■ **Task brief**:
Across the listing below, how many lines hold "title"? Reply with the number by itself.

■ **Records for the exercise**:
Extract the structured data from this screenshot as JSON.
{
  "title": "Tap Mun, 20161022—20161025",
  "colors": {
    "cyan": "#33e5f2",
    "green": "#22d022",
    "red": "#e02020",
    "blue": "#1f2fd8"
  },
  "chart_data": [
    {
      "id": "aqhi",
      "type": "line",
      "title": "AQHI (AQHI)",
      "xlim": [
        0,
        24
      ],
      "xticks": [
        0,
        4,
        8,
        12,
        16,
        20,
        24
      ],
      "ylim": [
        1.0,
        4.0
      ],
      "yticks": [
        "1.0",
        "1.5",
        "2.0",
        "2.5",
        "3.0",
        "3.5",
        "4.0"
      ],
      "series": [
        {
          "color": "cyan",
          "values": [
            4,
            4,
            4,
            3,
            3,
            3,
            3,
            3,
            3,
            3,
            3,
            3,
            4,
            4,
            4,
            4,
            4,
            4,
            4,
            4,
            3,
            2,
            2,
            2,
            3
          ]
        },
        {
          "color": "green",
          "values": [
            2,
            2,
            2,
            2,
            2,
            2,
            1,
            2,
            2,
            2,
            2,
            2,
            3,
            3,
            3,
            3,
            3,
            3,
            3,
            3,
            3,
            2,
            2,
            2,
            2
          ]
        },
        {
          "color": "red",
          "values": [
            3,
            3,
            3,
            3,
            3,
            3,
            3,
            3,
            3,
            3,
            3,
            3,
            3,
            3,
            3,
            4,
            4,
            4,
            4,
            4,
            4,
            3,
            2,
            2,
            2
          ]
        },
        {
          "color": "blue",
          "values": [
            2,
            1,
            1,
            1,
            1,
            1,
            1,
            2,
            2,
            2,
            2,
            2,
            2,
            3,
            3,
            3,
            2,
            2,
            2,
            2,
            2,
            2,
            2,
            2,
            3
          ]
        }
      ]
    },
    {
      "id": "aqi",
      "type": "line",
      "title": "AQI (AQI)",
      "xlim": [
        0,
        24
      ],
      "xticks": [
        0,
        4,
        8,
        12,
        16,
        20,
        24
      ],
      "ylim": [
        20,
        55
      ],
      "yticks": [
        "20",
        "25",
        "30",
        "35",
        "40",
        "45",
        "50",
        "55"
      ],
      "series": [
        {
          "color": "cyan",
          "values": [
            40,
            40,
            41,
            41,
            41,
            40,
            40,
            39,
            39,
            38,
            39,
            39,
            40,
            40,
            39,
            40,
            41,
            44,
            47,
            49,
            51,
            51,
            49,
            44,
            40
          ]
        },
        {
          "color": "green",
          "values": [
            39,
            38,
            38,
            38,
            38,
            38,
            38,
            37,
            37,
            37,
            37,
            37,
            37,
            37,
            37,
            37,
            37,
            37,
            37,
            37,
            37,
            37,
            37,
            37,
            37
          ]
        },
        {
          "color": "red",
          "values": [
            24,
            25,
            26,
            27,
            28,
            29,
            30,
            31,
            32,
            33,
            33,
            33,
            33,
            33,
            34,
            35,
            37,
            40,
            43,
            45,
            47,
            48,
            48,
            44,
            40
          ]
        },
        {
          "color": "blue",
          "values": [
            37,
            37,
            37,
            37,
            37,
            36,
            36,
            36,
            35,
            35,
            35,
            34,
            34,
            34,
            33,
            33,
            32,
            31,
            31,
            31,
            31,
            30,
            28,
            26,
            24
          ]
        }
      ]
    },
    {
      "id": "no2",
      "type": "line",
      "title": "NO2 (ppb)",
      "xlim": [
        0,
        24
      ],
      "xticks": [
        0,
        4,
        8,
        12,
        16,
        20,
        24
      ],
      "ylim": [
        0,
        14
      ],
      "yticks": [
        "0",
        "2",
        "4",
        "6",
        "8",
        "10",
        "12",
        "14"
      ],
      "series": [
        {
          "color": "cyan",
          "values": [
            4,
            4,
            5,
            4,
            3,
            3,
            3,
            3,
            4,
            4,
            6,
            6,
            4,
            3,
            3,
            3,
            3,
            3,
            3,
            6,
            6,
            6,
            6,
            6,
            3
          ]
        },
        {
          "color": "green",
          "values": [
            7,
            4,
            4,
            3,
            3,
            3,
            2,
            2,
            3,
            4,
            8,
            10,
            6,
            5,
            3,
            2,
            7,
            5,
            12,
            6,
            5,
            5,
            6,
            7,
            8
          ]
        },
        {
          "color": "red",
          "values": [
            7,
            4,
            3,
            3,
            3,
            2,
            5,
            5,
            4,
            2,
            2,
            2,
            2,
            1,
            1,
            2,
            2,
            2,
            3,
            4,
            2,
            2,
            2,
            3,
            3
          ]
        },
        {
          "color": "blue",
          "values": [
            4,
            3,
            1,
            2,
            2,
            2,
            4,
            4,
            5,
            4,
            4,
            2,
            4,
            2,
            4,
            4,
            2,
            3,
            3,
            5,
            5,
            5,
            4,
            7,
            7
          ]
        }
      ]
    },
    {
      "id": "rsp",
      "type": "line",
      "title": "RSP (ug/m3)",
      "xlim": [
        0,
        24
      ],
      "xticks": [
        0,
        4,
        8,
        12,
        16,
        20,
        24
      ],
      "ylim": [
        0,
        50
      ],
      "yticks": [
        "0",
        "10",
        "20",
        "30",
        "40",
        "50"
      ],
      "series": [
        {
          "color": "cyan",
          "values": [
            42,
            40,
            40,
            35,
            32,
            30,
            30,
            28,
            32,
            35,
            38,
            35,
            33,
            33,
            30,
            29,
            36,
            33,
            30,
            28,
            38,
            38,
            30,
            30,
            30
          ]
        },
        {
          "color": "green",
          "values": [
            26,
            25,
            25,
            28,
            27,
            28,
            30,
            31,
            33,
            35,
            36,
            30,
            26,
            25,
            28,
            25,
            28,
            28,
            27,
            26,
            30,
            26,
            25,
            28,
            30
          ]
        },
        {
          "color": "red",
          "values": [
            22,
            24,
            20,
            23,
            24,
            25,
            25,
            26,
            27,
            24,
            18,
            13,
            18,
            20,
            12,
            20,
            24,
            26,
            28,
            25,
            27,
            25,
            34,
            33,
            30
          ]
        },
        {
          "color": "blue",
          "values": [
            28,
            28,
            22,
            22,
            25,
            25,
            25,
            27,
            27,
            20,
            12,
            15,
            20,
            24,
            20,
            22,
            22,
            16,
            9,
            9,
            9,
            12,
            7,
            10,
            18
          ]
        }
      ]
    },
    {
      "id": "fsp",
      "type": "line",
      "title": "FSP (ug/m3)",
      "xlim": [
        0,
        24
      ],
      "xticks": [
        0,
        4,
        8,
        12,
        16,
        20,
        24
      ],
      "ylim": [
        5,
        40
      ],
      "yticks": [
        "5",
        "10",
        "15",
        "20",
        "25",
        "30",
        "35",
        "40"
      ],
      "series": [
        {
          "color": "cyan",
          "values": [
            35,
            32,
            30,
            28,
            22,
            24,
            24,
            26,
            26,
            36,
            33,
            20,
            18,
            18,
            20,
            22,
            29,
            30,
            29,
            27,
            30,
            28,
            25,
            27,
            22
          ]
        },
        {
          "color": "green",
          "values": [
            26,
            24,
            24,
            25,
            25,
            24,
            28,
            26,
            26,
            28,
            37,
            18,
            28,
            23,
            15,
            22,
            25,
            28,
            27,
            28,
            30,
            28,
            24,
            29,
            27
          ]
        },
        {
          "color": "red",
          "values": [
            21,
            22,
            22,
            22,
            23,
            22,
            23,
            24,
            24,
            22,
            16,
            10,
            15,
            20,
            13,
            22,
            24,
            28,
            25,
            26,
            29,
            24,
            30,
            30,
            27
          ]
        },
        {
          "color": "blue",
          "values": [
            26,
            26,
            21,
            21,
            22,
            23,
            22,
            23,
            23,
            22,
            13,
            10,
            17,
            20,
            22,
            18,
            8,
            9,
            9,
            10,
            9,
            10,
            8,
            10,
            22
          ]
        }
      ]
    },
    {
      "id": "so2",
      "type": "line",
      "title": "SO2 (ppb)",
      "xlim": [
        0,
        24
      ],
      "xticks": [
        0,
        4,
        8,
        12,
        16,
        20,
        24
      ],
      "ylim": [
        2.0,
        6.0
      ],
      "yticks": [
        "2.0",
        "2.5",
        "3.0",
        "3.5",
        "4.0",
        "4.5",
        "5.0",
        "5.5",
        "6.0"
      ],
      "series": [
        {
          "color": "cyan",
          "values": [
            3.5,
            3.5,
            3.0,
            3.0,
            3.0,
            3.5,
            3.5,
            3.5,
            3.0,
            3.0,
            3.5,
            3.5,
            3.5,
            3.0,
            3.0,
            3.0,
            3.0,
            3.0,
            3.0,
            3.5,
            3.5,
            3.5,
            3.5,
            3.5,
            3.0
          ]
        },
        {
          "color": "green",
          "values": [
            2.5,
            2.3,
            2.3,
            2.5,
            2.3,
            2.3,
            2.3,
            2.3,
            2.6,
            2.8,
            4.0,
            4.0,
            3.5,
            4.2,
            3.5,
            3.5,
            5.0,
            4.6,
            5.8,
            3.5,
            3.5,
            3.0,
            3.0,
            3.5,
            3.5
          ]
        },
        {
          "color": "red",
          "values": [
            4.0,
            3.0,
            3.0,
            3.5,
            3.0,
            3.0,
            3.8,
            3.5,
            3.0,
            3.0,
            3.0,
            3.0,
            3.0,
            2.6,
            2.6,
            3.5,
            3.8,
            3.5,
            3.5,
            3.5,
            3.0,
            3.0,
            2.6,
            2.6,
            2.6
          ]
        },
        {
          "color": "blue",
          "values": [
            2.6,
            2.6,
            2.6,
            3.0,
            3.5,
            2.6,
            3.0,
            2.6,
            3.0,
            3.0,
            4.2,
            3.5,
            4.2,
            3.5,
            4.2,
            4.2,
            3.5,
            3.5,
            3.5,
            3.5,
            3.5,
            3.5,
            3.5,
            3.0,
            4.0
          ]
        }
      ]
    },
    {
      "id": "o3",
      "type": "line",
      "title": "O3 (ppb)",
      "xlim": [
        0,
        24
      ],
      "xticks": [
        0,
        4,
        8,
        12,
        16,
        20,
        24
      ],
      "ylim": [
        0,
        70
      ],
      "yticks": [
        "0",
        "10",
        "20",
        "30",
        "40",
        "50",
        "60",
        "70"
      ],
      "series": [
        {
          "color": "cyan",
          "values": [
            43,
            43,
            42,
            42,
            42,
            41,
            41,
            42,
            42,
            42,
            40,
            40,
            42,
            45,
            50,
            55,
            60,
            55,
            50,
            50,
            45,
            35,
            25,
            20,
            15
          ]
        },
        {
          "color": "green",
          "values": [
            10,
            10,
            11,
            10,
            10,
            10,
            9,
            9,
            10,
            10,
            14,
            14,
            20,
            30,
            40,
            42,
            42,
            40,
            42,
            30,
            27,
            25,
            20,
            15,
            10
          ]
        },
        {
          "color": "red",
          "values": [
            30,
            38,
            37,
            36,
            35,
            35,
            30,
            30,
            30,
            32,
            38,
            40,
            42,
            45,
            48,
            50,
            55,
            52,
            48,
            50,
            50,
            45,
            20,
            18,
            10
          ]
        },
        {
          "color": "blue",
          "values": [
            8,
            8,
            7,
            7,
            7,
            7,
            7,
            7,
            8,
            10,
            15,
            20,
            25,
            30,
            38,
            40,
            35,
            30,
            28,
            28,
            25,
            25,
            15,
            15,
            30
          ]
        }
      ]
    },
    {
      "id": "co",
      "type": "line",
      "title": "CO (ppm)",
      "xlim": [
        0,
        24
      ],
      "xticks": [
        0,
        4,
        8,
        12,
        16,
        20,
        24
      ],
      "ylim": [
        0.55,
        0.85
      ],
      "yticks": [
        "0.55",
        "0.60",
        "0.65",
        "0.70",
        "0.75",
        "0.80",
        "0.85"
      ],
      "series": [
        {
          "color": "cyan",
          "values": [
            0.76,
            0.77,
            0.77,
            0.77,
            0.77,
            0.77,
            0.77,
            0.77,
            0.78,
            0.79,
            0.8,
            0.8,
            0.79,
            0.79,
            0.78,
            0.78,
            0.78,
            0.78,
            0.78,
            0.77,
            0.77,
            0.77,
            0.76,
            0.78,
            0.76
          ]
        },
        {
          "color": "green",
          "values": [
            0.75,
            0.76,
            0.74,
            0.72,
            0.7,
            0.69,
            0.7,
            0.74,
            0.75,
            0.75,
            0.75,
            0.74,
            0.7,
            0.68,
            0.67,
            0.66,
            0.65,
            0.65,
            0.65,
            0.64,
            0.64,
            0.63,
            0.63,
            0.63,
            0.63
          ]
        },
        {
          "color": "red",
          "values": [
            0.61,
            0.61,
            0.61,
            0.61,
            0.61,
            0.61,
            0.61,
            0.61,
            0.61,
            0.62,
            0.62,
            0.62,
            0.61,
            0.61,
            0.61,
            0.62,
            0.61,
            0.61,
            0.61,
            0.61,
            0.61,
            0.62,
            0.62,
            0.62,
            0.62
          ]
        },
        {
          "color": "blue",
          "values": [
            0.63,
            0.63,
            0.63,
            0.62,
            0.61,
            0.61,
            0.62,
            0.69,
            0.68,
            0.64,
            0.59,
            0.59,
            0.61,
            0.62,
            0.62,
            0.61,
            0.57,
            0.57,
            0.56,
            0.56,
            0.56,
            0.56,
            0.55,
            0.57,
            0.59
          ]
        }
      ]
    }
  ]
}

■ **Solution**:
9